* [Supplied material]:
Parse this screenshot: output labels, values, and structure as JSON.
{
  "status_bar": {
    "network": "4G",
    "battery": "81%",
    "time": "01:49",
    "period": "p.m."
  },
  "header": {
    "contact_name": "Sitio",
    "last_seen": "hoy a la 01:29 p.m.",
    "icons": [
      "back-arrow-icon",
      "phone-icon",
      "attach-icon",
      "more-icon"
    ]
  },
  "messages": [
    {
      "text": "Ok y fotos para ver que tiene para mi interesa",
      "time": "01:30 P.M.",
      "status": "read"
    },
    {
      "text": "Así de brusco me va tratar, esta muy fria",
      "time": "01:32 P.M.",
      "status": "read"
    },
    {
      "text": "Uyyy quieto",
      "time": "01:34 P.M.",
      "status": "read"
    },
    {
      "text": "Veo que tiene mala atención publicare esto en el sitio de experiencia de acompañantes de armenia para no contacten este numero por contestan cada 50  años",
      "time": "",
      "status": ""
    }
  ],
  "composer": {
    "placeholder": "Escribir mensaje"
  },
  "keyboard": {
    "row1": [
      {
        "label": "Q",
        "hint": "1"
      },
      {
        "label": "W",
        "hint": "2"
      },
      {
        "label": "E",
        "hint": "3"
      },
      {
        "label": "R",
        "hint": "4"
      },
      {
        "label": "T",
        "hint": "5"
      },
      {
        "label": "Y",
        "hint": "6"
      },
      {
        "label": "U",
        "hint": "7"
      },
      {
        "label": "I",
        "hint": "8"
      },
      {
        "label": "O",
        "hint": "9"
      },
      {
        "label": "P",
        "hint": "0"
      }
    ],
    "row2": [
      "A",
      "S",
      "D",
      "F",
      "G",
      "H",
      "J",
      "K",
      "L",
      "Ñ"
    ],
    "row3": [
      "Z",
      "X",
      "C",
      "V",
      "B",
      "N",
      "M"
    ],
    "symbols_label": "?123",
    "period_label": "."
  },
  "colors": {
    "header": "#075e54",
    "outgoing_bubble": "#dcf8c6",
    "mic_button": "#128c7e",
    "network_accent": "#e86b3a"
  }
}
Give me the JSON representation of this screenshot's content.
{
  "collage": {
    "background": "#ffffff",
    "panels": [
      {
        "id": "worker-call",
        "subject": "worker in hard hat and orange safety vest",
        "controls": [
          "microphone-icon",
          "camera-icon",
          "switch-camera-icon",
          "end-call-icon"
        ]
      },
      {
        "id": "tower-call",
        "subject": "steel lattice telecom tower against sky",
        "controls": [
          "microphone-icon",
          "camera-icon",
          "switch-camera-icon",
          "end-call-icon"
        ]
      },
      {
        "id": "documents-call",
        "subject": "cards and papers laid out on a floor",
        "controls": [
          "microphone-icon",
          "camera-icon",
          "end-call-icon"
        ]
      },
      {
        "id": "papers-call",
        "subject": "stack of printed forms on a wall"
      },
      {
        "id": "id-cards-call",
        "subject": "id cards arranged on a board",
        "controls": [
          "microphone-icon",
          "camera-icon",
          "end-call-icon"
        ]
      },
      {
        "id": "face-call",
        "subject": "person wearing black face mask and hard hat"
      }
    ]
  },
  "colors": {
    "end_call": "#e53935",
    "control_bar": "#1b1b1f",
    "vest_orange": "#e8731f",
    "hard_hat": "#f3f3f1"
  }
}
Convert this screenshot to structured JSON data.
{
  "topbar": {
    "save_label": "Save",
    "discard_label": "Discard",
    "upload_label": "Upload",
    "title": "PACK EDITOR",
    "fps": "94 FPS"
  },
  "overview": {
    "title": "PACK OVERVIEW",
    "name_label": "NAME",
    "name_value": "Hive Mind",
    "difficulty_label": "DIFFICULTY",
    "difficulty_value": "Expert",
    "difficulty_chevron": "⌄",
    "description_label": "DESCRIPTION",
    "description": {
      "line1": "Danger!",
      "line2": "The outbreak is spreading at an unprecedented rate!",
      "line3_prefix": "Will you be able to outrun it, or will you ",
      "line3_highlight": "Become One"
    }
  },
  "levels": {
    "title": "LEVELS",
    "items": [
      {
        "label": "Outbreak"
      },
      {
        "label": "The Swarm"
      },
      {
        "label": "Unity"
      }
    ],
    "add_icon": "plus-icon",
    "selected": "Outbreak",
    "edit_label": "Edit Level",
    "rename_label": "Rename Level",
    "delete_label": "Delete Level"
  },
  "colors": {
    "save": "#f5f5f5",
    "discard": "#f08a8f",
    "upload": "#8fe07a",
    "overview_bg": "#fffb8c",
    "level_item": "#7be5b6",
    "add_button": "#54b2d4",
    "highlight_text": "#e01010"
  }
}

* [Work to be completed]:
Write out every entry exactly as given.

* [Finished answer]:
Parse this screenshot: output labels, values, and structure as JSON.
{
  "status_bar": {
    "network": "4G",
    "battery": "81%",
    "time": "01:49",
    "period": "p.m."
  },
  "header": {
    "contact_name": "Sitio",
    "last_seen": "hoy a la 01:29 p.m.",
    "icons": [
      "back-arrow-icon",
      "phone-icon",
      "attach-icon",
      "more-icon"
    ]
  },
  "messages": [
    {
      "text": "Ok y fotos para ver que tiene para mi interesa",
      "time": "01:30 P.M.",
      "status": "read"
    },
    {
      "text": "Así de brusco me va tratar, esta muy fria",
      "time": "01:32 P.M.",
      "status": "read"
    },
    {
      "text": "Uyyy quieto",
      "time": "01:34 P.M.",
      "status": "read"
    },
    {
      "text": "Veo que tiene mala atención publicare esto en el sitio de experiencia de acompañantes de armenia para no contacten este numero por contestan cada 50  años",
      "time": "",
      "status": ""
    }
  ],
  "composer": {
    "placeholder": "Escribir mensaje"
  },
  "keyboard": {
    "row1": [
      {
        "label": "Q",
        "hint": "1"
      },
      {
        "label": "W",
        "hint": "2"
      },
      {
        "label": "E",
        "hint": "3"
      },
      {
        "label": "R",
        "hint": "4"
      },
      {
        "label": "T",
        "hint": "5"
      },
      {
        "label": "Y",
        "hint": "6"
      },
      {
        "label": "U",
        "hint": "7"
      },
      {
        "label": "I",
        "hint": "8"
      },
      {
        "label": "O",
        "hint": "9"
      },
      {
        "label": "P",
        "hint": "0"
      }
    ],
    "row2": [
      "A",
      "S",
      "D",
      "F",
      "G",
      "H",
      "J",
      "K",
      "L",
      "Ñ"
    ],
    "row3": [
      "Z",
      "X",
      "C",
      "V",
      "B",
      "N",
      "M"
    ],
    "symbols_label": "?123",
    "period_label": "."
  },
  "colors": {
    "header": "#075e54",
    "outgoing_bubble": "#dcf8c6",
    "mic_button": "#128c7e",
    "network_accent": "#e86b3a"
  }
}
Give me the JSON representation of this screenshot's content.
{
  "collage": {
    "background": "#ffffff",
    "panels": [
      {
        "id": "worker-call",
        "subject": "worker in hard hat and orange safety vest",
        "controls": [
          "microphone-icon",
          "camera-icon",
          "switch-camera-icon",
          "end-call-icon"
        ]
      },
      {
        "id": "tower-call",
        "subject": "steel lattice telecom tower against sky",
        "controls": [
          "microphone-icon",
          "camera-icon",
          "switch-camera-icon",
          "end-call-icon"
        ]
      },
      {
        "id": "documents-call",
        "subject": "cards and papers laid out on a floor",
        "controls": [
          "microphone-icon",
          "camera-icon",
          "end-call-icon"
        ]
      },
      {
        "id": "papers-call",
        "subject": "stack of printed forms on a wall"
      },
      {
        "id": "id-cards-call",
        "subject": "id cards arranged on a board",
        "controls": [
          "microphone-icon",
          "camera-icon",
          "end-call-icon"
        ]
      },
      {
        "id": "face-call",
        "subject": "person wearing black face mask and hard hat"
      }
    ]
  },
  "colors": {
    "end_call": "#e53935",
    "control_bar": "#1b1b1f",
    "vest_orange": "#e8731f",
    "hard_hat": "#f3f3f1"
  }
}
Convert this screenshot to structured JSON data.
{
  "topbar": {
    "save_label": "Save",
    "discard_label": "Discard",
    "upload_label": "Upload",
    "title": "PACK EDITOR",
    "fps": "94 FPS"
  },
  "overview": {
    "title": "PACK OVERVIEW",
    "name_label": "NAME",
    "name_value": "Hive Mind",
    "difficulty_label": "DIFFICULTY",
    "difficulty_value": "Expert",
    "difficulty_chevron": "⌄",
    "description_label": "DESCRIPTION",
    "description": {
      "line1": "Danger!",
      "line2": "The outbreak is spreading at an unprecedented rate!",
      "line3_prefix": "Will you be able to outrun it, or will you ",
      "line3_highlight": "Become One"
    }
  },
  "levels": {
    "title": "LEVELS",
    "items": [
      {
        "label": "Outbreak"
      },
      {
        "label": "The Swarm"
      },
      {
        "label": "Unity"
      }
    ],
    "add_icon": "plus-icon",
    "selected": "Outbreak",
    "edit_label": "Edit Level",
    "rename_label": "Rename Level",
    "delete_label": "Delete Level"
  },
  "colors": {
    "save": "#f5f5f5",
    "discard": "#f08a8f",
    "upload": "#8fe07a",
    "overview_bg": "#fffb8c",
    "level_item": "#7be5b6",
    "add_button": "#54b2d4",
    "highlight_text": "#e01010"
  }
}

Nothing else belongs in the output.